§ RECORD EXCERPTS
::::::
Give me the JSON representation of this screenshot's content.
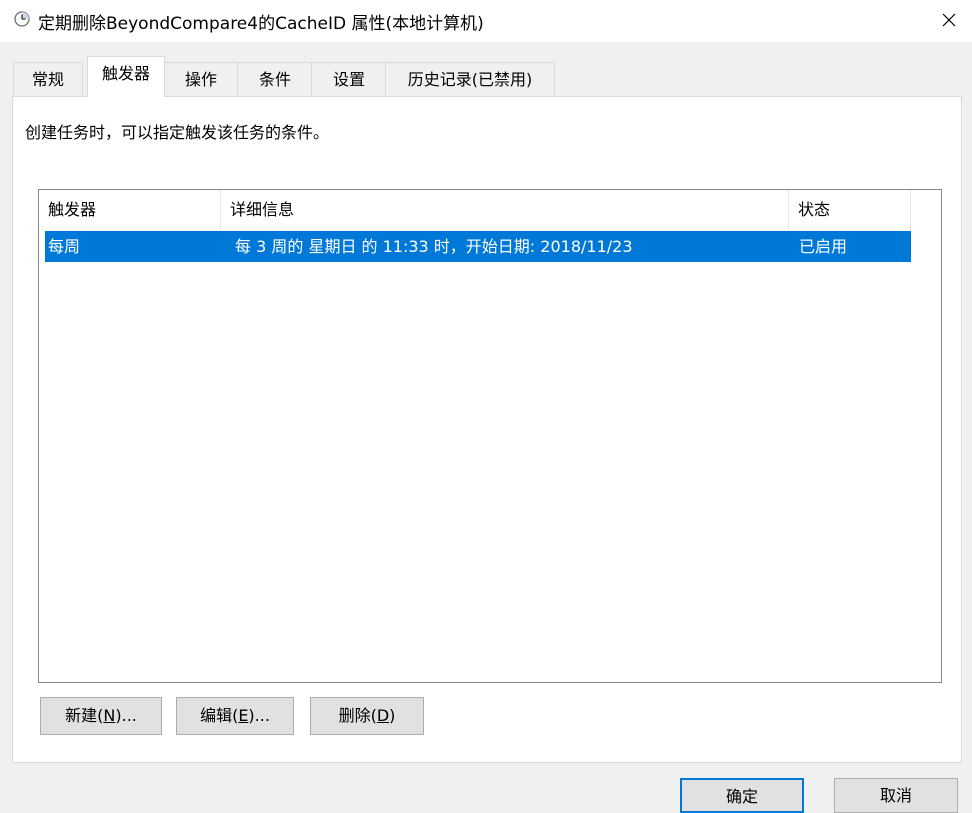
{
  "window": {
    "title": "定期删除BeyondCompare4的CacheID 属性(本地计算机)",
    "close_symbol": "✕"
  },
  "tabs": [
    {
      "label": "常规",
      "active": false
    },
    {
      "label": "触发器",
      "active": true
    },
    {
      "label": "操作",
      "active": false
    },
    {
      "label": "条件",
      "active": false
    },
    {
      "label": "设置",
      "active": false
    },
    {
      "label": "历史记录(已禁用)",
      "active": false
    }
  ],
  "triggers_panel": {
    "description": "创建任务时，可以指定触发该任务的条件。",
    "columns": [
      "触发器",
      "详细信息",
      "状态"
    ],
    "rows": [
      {
        "trigger": "每周",
        "details": "每 3 周的 星期日 的 11:33 时，开始日期: 2018/11/23",
        "status": "已启用",
        "selected": true
      }
    ],
    "buttons": {
      "new": {
        "label": "新建(",
        "mnemonic": "N",
        "suffix": ")..."
      },
      "edit": {
        "label": "编辑(",
        "mnemonic": "E",
        "suffix": ")..."
      },
      "delete": {
        "label": "删除(",
        "mnemonic": "D",
        "suffix": ")"
      }
    }
  },
  "footer": {
    "ok_label": "确定",
    "cancel_label": "取消"
  },
  "colors": {
    "selection": "#0078d7",
    "window_bg": "#f0f0f0",
    "panel_bg": "#ffffff"
  },
  "icons": {
    "title": "scheduled-task-clock-icon",
    "close": "close-icon"
  }
}
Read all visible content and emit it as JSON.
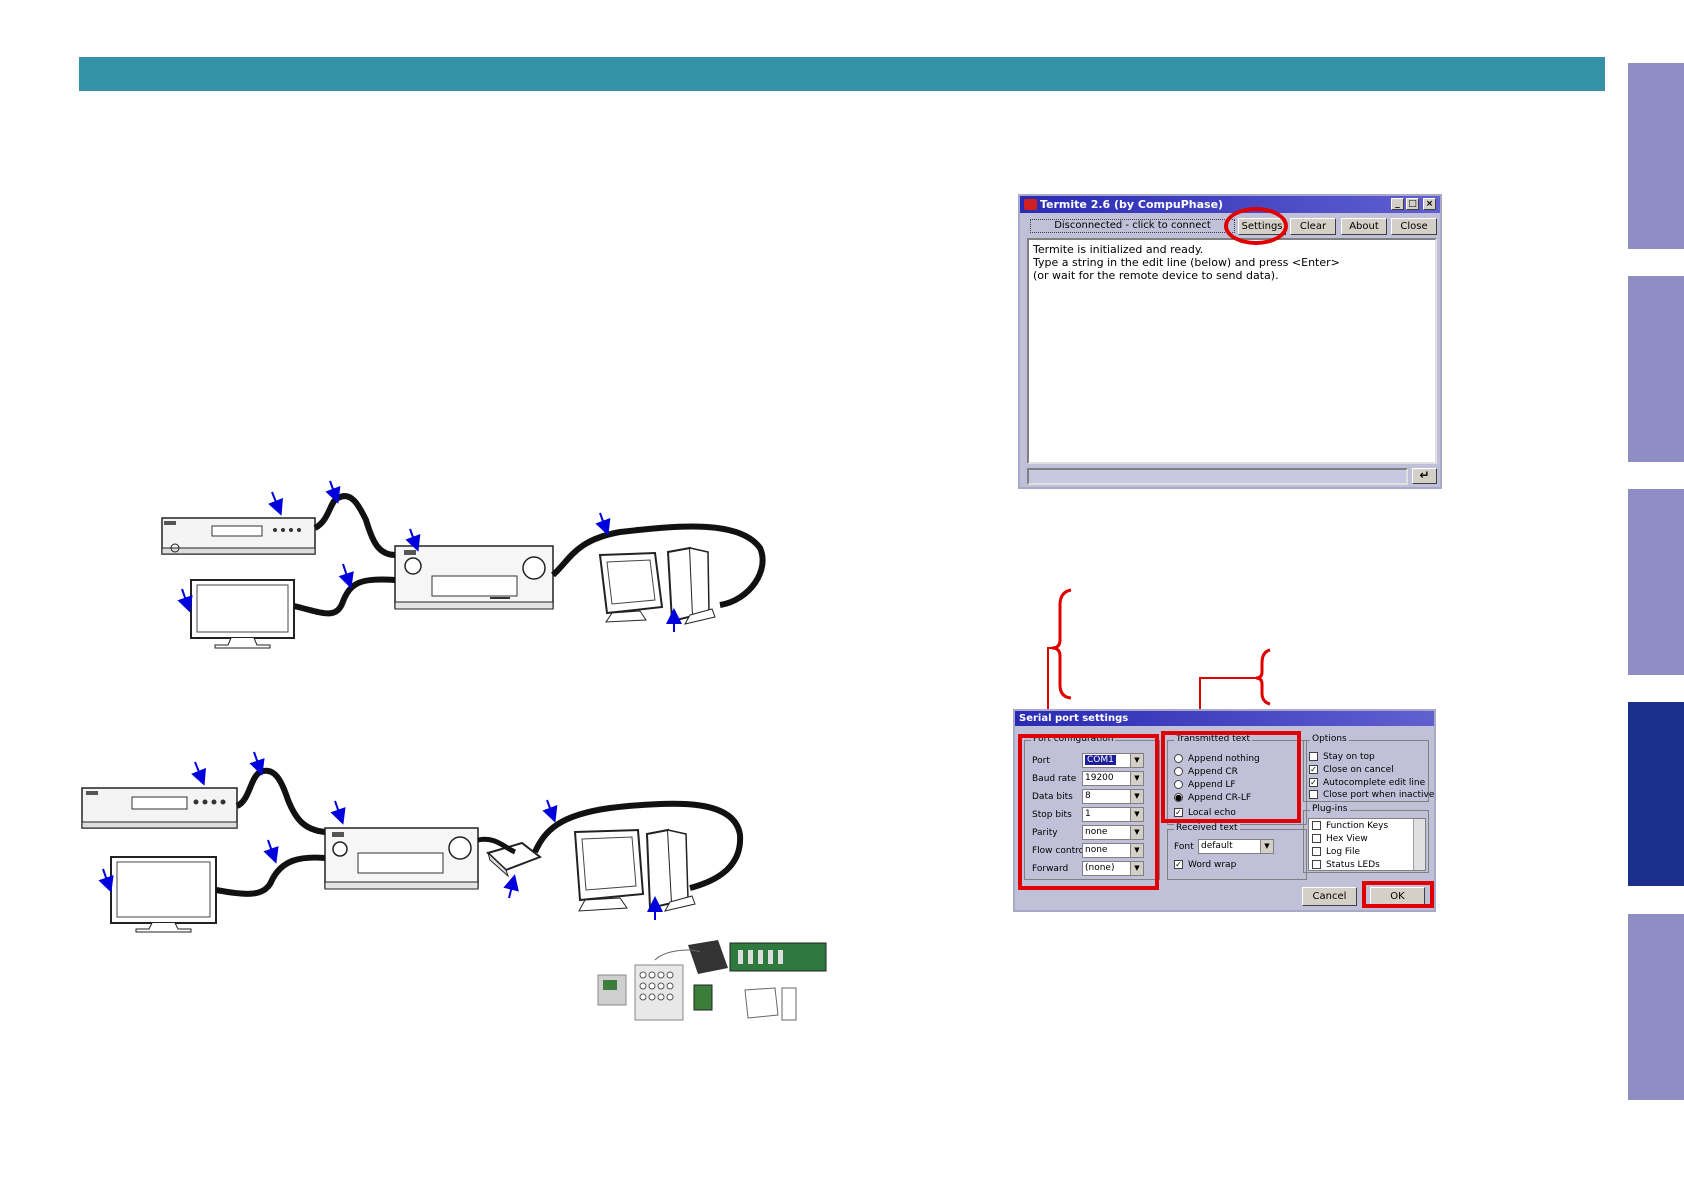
{
  "colors": {
    "header": "#3591a5",
    "side_tab": "#8e8ec4",
    "side_tab_active": "#1a2f8c",
    "highlight": "#e00000",
    "arrow": "#0000dd"
  },
  "side_tabs": [
    {
      "id": "tab1",
      "active": false
    },
    {
      "id": "tab2",
      "active": false
    },
    {
      "id": "tab3",
      "active": false
    },
    {
      "id": "tab4",
      "active": true
    },
    {
      "id": "tab5",
      "active": false
    }
  ],
  "termite": {
    "title": "Termite 2.6  (by CompuPhase)",
    "status": "Disconnected - click to connect",
    "buttons": {
      "settings": "Settings",
      "clear": "Clear",
      "about": "About",
      "close": "Close"
    },
    "messages": [
      "Termite is initialized and ready.",
      "Type a string in the edit line (below) and press <Enter>",
      "(or wait for the remote device to send data)."
    ],
    "enter_icon": "enter-arrow-icon"
  },
  "serial": {
    "title": "Serial port settings",
    "port_config": {
      "label": "Port configuration",
      "fields": [
        {
          "label": "Port",
          "value": "COM1"
        },
        {
          "label": "Baud rate",
          "value": "19200"
        },
        {
          "label": "Data bits",
          "value": "8"
        },
        {
          "label": "Stop bits",
          "value": "1"
        },
        {
          "label": "Parity",
          "value": "none"
        },
        {
          "label": "Flow control",
          "value": "none"
        },
        {
          "label": "Forward",
          "value": "(none)"
        }
      ]
    },
    "transmitted": {
      "label": "Transmitted text",
      "options": [
        "Append nothing",
        "Append CR",
        "Append LF",
        "Append CR-LF"
      ],
      "selected": 3,
      "local_echo": "Local echo"
    },
    "received": {
      "label": "Received text",
      "font_label": "Font",
      "font_value": "default",
      "word_wrap": "Word wrap"
    },
    "options": {
      "label": "Options",
      "items": [
        {
          "label": "Stay on top",
          "checked": false
        },
        {
          "label": "Close on cancel",
          "checked": true
        },
        {
          "label": "Autocomplete edit line",
          "checked": true
        },
        {
          "label": "Close port when inactive",
          "checked": false
        }
      ]
    },
    "plugins": {
      "label": "Plug-ins",
      "items": [
        "Function Keys",
        "Hex View",
        "Log File",
        "Status LEDs"
      ]
    },
    "buttons": {
      "cancel": "Cancel",
      "ok": "OK"
    }
  }
}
::::::
§ STATED GOAL
Give all the lines above again, character for character, without pictures.

§ RESULT OF THIS EXERCISE
Give me the JSON representation of this screenshot's content.
{
  "window": {
    "title": "定期删除BeyondCompare4的CacheID 属性(本地计算机)",
    "close_symbol": "✕"
  },
  "tabs": [
    {
      "label": "常规",
      "active": false
    },
    {
      "label": "触发器",
      "active": true
    },
    {
      "label": "操作",
      "active": false
    },
    {
      "label": "条件",
      "active": false
    },
    {
      "label": "设置",
      "active": false
    },
    {
      "label": "历史记录(已禁用)",
      "active": false
    }
  ],
  "triggers_panel": {
    "description": "创建任务时，可以指定触发该任务的条件。",
    "columns": [
      "触发器",
      "详细信息",
      "状态"
    ],
    "rows": [
      {
        "trigger": "每周",
        "details": "每 3 周的 星期日 的 11:33 时，开始日期: 2018/11/23",
        "status": "已启用",
        "selected": true
      }
    ],
    "buttons": {
      "new": {
        "label": "新建(",
        "mnemonic": "N",
        "suffix": ")..."
      },
      "edit": {
        "label": "编辑(",
        "mnemonic": "E",
        "suffix": ")..."
      },
      "delete": {
        "label": "删除(",
        "mnemonic": "D",
        "suffix": ")"
      }
    }
  },
  "footer": {
    "ok_label": "确定",
    "cancel_label": "取消"
  },
  "colors": {
    "selection": "#0078d7",
    "window_bg": "#f0f0f0",
    "panel_bg": "#ffffff"
  },
  "icons": {
    "title": "scheduled-task-clock-icon",
    "close": "close-icon"
  }
}
Read all visible content and emit it as JSON.
{
  "colors": {
    "header": "#3591a5",
    "side_tab": "#8e8ec4",
    "side_tab_active": "#1a2f8c",
    "highlight": "#e00000",
    "arrow": "#0000dd"
  },
  "side_tabs": [
    {
      "id": "tab1",
      "active": false
    },
    {
      "id": "tab2",
      "active": false
    },
    {
      "id": "tab3",
      "active": false
    },
    {
      "id": "tab4",
      "active": true
    },
    {
      "id": "tab5",
      "active": false
    }
  ],
  "termite": {
    "title": "Termite 2.6  (by CompuPhase)",
    "status": "Disconnected - click to connect",
    "buttons": {
      "settings": "Settings",
      "clear": "Clear",
      "about": "About",
      "close": "Close"
    },
    "messages": [
      "Termite is initialized and ready.",
      "Type a string in the edit line (below) and press <Enter>",
      "(or wait for the remote device to send data)."
    ],
    "enter_icon": "enter-arrow-icon"
  },
  "serial": {
    "title": "Serial port settings",
    "port_config": {
      "label": "Port configuration",
      "fields": [
        {
          "label": "Port",
          "value": "COM1"
        },
        {
          "label": "Baud rate",
          "value": "19200"
        },
        {
          "label": "Data bits",
          "value": "8"
        },
        {
          "label": "Stop bits",
          "value": "1"
        },
        {
          "label": "Parity",
          "value": "none"
        },
        {
          "label": "Flow control",
          "value": "none"
        },
        {
          "label": "Forward",
          "value": "(none)"
        }
      ]
    },
    "transmitted": {
      "label": "Transmitted text",
      "options": [
        "Append nothing",
        "Append CR",
        "Append LF",
        "Append CR-LF"
      ],
      "selected": 3,
      "local_echo": "Local echo"
    },
    "received": {
      "label": "Received text",
      "font_label": "Font",
      "font_value": "default",
      "word_wrap": "Word wrap"
    },
    "options": {
      "label": "Options",
      "items": [
        {
          "label": "Stay on top",
          "checked": false
        },
        {
          "label": "Close on cancel",
          "checked": true
        },
        {
          "label": "Autocomplete edit line",
          "checked": true
        },
        {
          "label": "Close port when inactive",
          "checked": false
        }
      ]
    },
    "plugins": {
      "label": "Plug-ins",
      "items": [
        "Function Keys",
        "Hex View",
        "Log File",
        "Status LEDs"
      ]
    },
    "buttons": {
      "cancel": "Cancel",
      "ok": "OK"
    }
  }
}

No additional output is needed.